What you are asked to do: From the listing below, extract each entry exactly as written, minus the images.

Records provided:

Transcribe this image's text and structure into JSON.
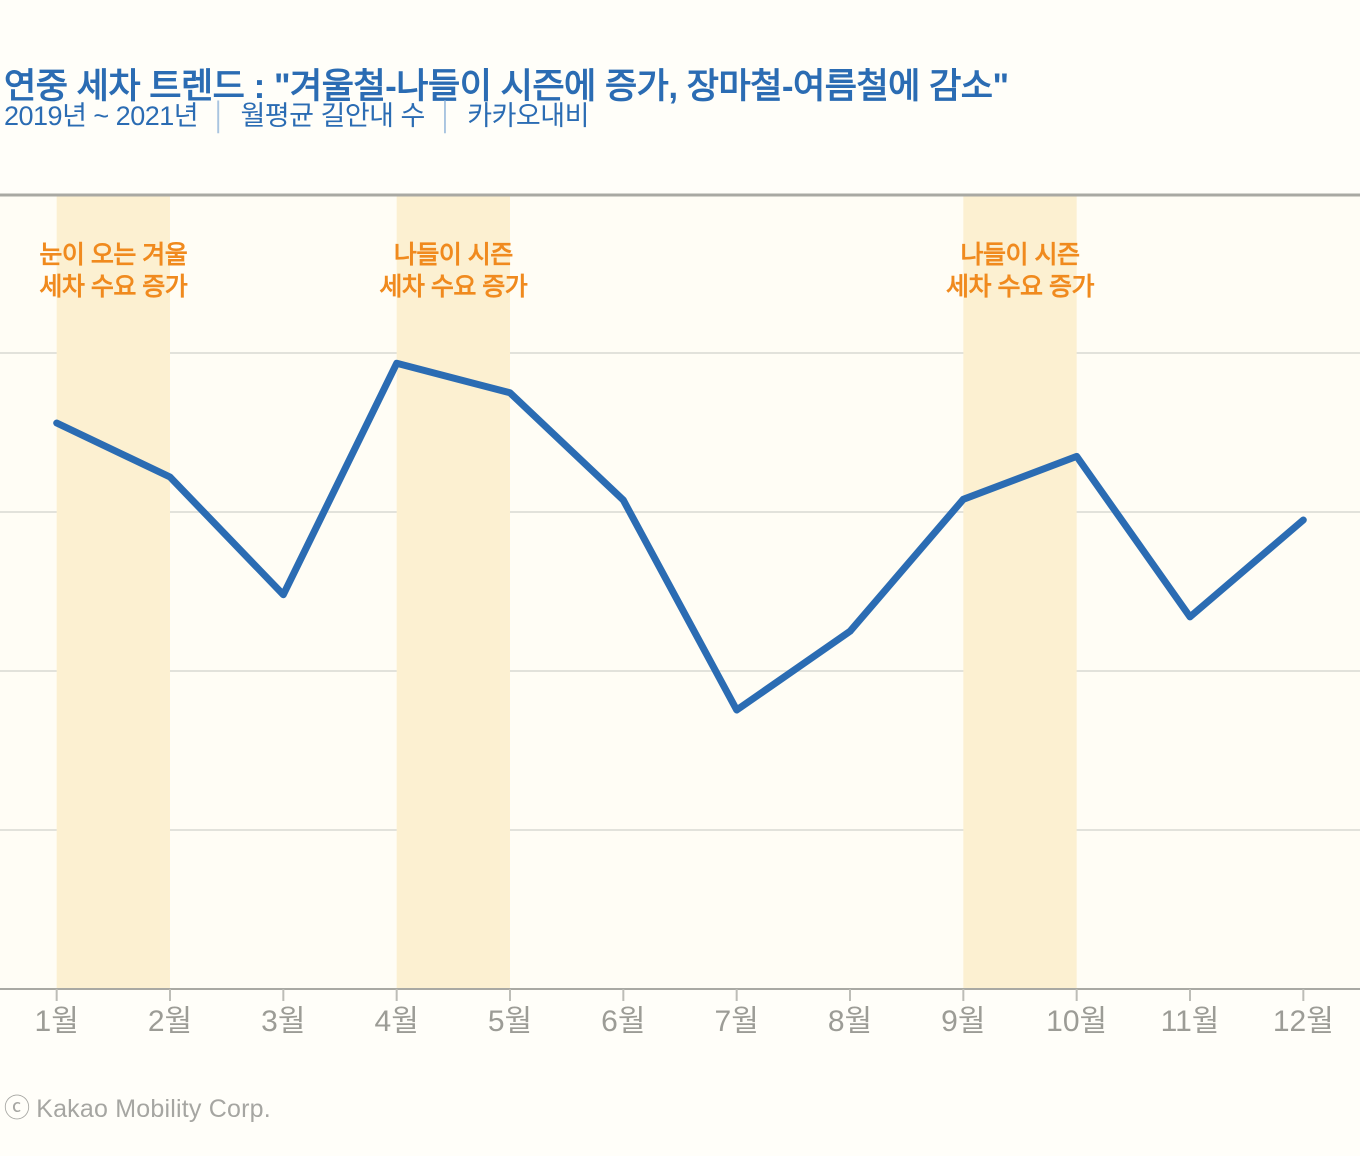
{
  "header": {
    "title": "연중 세차 트렌드 : \"겨울철-나들이 시즌에 증가, 장마철-여름철에 감소\"",
    "subtitle": {
      "period": "2019년 ~ 2021년",
      "metric": "월평균 길안내 수",
      "source": "카카오내비",
      "separator": "│"
    }
  },
  "chart_data": {
    "type": "line",
    "title": "연중 세차 트렌드 : \"겨울철-나들이 시즌에 증가, 장마철-여름철에 감소\"",
    "x": [
      "1월",
      "2월",
      "3월",
      "4월",
      "5월",
      "6월",
      "7월",
      "8월",
      "9월",
      "10월",
      "11월",
      "12월"
    ],
    "series": [
      {
        "name": "월평균 길안내 수 (상대값, 축 라벨 비표시)",
        "values": [
          71.2,
          64.4,
          49.6,
          78.7,
          75.0,
          61.5,
          35.1,
          45.0,
          61.6,
          67.0,
          46.8,
          59.0
        ]
      }
    ],
    "ylim": [
      0,
      100
    ],
    "gridline_values": [
      20,
      40,
      60,
      80
    ],
    "y_axis_labels_visible": false,
    "legend": "none",
    "highlight_bands": [
      {
        "from": "1월",
        "to": "2월",
        "label": "눈이 오는 겨울\n세차 수요 증가"
      },
      {
        "from": "4월",
        "to": "5월",
        "label": "나들이 시즌\n세차 수요 증가"
      },
      {
        "from": "9월",
        "to": "10월",
        "label": "나들이 시즌\n세차 수요 증가"
      }
    ]
  },
  "colors": {
    "page_bg": "#FFFEF9",
    "chart_bg": "#FFFDF5",
    "band_yellow": "#FCF0D1",
    "title_blue": "#2B6CB3",
    "line_blue": "#2B6CB3",
    "annotation_orange": "#F08A1E",
    "grid_gray": "#E2E2DB",
    "axis_gray": "#A9A9A3",
    "tick_gray": "#BDBDB7",
    "tick_label_gray": "#9C9C96",
    "footer_gray": "#A6A6A2",
    "subtitle_separator": "#A9C5E0"
  },
  "footer": {
    "symbol": "ⓒ",
    "text": "Kakao Mobility Corp."
  }
}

Answer below:
Transcribe this image's text and structure into JSON.
{
  "header": {
    "title": "연중 세차 트렌드 : \"겨울철-나들이 시즌에 증가, 장마철-여름철에 감소\"",
    "subtitle": {
      "period": "2019년 ~ 2021년",
      "metric": "월평균 길안내 수",
      "source": "카카오내비",
      "separator": "│"
    }
  },
  "chart_data": {
    "type": "line",
    "title": "연중 세차 트렌드 : \"겨울철-나들이 시즌에 증가, 장마철-여름철에 감소\"",
    "x": [
      "1월",
      "2월",
      "3월",
      "4월",
      "5월",
      "6월",
      "7월",
      "8월",
      "9월",
      "10월",
      "11월",
      "12월"
    ],
    "series": [
      {
        "name": "월평균 길안내 수 (상대값, 축 라벨 비표시)",
        "values": [
          71.2,
          64.4,
          49.6,
          78.7,
          75.0,
          61.5,
          35.1,
          45.0,
          61.6,
          67.0,
          46.8,
          59.0
        ]
      }
    ],
    "ylim": [
      0,
      100
    ],
    "gridline_values": [
      20,
      40,
      60,
      80
    ],
    "y_axis_labels_visible": false,
    "legend": "none",
    "highlight_bands": [
      {
        "from": "1월",
        "to": "2월",
        "label": "눈이 오는 겨울\n세차 수요 증가"
      },
      {
        "from": "4월",
        "to": "5월",
        "label": "나들이 시즌\n세차 수요 증가"
      },
      {
        "from": "9월",
        "to": "10월",
        "label": "나들이 시즌\n세차 수요 증가"
      }
    ]
  },
  "colors": {
    "page_bg": "#FFFEF9",
    "chart_bg": "#FFFDF5",
    "band_yellow": "#FCF0D1",
    "title_blue": "#2B6CB3",
    "line_blue": "#2B6CB3",
    "annotation_orange": "#F08A1E",
    "grid_gray": "#E2E2DB",
    "axis_gray": "#A9A9A3",
    "tick_gray": "#BDBDB7",
    "tick_label_gray": "#9C9C96",
    "footer_gray": "#A6A6A2",
    "subtitle_separator": "#A9C5E0"
  },
  "footer": {
    "symbol": "ⓒ",
    "text": "Kakao Mobility Corp."
  }
}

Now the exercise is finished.